Collected data:
______________________________

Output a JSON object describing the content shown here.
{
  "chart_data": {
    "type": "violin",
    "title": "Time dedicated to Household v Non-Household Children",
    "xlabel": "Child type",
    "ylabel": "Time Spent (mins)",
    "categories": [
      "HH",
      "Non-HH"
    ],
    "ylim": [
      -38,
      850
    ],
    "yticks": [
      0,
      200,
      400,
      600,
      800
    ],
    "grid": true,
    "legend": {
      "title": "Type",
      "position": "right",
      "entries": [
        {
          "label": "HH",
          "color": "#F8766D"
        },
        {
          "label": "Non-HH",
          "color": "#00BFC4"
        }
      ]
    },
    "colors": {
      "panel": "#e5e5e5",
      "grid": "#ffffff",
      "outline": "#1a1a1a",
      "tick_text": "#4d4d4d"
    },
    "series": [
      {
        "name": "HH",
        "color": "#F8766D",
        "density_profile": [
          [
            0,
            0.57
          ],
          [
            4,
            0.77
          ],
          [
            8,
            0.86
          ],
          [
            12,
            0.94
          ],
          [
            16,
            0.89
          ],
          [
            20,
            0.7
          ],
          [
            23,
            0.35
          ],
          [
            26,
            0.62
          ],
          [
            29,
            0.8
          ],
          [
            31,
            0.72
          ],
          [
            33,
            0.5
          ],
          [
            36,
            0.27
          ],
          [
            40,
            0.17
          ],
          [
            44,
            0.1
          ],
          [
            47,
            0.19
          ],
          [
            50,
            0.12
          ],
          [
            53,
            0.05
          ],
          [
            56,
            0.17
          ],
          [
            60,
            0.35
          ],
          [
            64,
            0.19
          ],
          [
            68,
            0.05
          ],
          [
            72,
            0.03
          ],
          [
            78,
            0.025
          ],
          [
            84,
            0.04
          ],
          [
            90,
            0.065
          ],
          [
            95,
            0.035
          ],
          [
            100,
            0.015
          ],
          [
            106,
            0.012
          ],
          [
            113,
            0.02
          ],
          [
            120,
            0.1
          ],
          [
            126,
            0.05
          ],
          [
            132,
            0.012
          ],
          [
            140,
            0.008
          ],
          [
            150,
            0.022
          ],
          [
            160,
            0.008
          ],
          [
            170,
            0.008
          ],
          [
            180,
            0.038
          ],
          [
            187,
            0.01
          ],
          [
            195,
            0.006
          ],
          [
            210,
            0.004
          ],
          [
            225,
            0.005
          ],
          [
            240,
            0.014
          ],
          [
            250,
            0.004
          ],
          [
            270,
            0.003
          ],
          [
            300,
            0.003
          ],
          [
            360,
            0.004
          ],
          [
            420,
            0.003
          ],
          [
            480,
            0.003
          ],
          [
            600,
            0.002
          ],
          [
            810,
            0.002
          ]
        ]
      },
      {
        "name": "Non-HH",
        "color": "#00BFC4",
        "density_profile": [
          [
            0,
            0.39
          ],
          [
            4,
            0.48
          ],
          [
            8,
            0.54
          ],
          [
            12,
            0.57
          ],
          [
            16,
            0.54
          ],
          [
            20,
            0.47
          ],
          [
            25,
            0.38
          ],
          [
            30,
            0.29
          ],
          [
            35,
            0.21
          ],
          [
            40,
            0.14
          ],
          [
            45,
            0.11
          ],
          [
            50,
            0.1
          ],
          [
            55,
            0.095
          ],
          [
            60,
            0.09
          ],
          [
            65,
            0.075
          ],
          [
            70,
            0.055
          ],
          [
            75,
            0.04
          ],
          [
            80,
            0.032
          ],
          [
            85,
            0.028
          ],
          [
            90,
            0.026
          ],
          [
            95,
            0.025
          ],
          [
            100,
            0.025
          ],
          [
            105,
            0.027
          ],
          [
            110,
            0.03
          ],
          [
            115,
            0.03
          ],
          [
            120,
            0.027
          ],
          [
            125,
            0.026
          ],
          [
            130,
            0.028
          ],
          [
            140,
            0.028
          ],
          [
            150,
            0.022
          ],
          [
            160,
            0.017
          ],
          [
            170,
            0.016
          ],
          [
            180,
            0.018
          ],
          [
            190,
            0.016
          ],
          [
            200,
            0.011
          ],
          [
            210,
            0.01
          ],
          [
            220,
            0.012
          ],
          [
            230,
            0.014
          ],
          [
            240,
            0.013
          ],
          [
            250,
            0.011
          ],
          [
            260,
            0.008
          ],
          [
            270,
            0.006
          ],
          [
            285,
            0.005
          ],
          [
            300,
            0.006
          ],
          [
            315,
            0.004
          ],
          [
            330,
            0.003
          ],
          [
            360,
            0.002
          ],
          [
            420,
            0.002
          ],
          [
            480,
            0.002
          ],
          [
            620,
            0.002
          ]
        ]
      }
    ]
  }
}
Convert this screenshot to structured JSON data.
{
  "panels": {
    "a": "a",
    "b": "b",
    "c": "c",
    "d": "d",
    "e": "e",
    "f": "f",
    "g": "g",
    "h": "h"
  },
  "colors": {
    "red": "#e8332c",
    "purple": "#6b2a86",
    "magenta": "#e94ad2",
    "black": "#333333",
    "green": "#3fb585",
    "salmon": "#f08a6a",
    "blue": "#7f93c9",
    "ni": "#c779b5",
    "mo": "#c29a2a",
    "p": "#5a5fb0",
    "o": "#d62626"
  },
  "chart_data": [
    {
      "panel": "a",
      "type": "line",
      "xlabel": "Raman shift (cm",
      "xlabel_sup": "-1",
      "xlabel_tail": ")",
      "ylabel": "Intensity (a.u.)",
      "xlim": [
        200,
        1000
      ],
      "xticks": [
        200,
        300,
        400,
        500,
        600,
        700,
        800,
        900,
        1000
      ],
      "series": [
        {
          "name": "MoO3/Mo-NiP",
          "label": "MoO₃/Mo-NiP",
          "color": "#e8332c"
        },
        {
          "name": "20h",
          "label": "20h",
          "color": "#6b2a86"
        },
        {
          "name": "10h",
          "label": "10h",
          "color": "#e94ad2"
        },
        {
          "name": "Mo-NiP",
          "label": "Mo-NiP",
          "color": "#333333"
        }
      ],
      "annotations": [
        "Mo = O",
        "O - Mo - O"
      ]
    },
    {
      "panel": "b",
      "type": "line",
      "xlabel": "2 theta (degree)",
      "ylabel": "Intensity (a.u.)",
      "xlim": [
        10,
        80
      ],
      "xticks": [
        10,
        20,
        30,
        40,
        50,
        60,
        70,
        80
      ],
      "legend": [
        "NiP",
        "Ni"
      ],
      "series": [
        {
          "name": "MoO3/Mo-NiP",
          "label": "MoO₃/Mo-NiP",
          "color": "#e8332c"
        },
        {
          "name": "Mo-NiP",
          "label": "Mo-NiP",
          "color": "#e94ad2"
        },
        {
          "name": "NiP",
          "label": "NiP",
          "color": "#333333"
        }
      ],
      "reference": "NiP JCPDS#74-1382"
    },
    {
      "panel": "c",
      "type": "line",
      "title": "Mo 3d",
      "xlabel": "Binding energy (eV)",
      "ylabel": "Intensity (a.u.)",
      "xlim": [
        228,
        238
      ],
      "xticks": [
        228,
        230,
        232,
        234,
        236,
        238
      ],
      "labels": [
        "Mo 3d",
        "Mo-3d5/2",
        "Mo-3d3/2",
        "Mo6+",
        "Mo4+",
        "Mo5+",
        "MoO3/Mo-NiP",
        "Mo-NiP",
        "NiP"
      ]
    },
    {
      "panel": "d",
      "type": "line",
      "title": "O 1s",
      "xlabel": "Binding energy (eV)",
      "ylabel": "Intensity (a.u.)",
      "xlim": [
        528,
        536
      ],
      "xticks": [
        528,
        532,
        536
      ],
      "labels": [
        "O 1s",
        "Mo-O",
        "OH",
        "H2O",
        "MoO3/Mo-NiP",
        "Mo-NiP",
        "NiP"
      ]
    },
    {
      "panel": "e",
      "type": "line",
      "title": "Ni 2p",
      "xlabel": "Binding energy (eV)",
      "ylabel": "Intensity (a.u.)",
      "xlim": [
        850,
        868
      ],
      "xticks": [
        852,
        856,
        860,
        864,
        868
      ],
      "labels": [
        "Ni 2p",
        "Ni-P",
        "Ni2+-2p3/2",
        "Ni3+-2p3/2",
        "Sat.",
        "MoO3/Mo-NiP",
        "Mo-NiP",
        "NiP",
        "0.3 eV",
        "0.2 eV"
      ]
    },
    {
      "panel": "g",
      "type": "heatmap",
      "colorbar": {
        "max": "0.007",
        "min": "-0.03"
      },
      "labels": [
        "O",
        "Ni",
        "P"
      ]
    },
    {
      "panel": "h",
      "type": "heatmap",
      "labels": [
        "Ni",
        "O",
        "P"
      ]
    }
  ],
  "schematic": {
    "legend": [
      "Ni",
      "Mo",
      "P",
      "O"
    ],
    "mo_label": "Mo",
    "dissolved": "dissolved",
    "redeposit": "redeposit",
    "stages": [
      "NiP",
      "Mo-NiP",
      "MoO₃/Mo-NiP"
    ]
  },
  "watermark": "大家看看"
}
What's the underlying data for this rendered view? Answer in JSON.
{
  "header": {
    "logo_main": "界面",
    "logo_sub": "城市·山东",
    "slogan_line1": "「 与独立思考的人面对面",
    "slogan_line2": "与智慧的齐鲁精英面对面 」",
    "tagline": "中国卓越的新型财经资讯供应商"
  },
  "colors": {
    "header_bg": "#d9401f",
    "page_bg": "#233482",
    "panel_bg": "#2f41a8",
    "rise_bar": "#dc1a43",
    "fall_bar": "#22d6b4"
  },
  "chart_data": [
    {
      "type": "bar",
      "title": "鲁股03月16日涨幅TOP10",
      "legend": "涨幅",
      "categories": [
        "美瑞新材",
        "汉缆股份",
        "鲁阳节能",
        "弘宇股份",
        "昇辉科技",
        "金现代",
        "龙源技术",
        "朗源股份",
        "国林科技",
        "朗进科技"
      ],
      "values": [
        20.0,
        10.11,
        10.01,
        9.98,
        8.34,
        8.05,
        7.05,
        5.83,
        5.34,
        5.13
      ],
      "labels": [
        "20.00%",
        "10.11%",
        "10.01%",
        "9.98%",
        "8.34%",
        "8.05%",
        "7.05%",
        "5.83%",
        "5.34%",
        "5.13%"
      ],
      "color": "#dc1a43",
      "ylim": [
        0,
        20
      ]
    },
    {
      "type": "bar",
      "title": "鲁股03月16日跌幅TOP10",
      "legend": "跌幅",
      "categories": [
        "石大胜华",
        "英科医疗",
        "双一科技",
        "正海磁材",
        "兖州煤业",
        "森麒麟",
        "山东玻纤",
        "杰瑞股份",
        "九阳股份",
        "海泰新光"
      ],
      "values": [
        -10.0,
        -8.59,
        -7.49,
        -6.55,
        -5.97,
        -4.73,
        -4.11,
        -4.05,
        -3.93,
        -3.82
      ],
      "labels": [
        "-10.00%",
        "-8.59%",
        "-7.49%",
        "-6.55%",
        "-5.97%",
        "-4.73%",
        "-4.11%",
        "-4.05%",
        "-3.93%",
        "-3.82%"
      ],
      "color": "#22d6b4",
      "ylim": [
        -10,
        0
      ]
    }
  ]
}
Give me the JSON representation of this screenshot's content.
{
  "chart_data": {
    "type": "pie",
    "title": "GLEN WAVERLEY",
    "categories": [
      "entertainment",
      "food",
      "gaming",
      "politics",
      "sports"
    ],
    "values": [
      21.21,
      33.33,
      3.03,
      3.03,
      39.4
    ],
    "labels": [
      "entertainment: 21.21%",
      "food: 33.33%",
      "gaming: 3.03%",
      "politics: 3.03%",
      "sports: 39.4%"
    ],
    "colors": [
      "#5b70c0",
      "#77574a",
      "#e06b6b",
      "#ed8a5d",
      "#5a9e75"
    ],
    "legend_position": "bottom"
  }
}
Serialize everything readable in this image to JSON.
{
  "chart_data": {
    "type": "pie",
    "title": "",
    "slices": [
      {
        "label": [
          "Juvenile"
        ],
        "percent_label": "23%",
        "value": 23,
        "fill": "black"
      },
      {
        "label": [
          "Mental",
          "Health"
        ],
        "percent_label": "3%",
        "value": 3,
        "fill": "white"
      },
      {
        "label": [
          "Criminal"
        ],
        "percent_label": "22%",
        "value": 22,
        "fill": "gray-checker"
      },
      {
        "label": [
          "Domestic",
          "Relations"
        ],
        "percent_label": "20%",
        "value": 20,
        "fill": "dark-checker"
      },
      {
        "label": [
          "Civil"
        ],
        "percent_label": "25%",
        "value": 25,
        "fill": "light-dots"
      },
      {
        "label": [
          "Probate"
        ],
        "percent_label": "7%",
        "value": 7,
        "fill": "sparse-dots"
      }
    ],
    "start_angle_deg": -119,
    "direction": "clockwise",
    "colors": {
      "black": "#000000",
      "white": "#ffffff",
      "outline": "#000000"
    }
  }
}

______________________________

_INSTRUCTION:_ In the records above, find the line containing "Serialize everything readable"; please retype it and every line after it through the last line, exactly and with nothing else.

_FINAL RESULT:_
Serialize everything readable in this image to JSON.
{
  "chart_data": {
    "type": "pie",
    "title": "",
    "slices": [
      {
        "label": [
          "Juvenile"
        ],
        "percent_label": "23%",
        "value": 23,
        "fill": "black"
      },
      {
        "label": [
          "Mental",
          "Health"
        ],
        "percent_label": "3%",
        "value": 3,
        "fill": "white"
      },
      {
        "label": [
          "Criminal"
        ],
        "percent_label": "22%",
        "value": 22,
        "fill": "gray-checker"
      },
      {
        "label": [
          "Domestic",
          "Relations"
        ],
        "percent_label": "20%",
        "value": 20,
        "fill": "dark-checker"
      },
      {
        "label": [
          "Civil"
        ],
        "percent_label": "25%",
        "value": 25,
        "fill": "light-dots"
      },
      {
        "label": [
          "Probate"
        ],
        "percent_label": "7%",
        "value": 7,
        "fill": "sparse-dots"
      }
    ],
    "start_angle_deg": -119,
    "direction": "clockwise",
    "colors": {
      "black": "#000000",
      "white": "#ffffff",
      "outline": "#000000"
    }
  }
}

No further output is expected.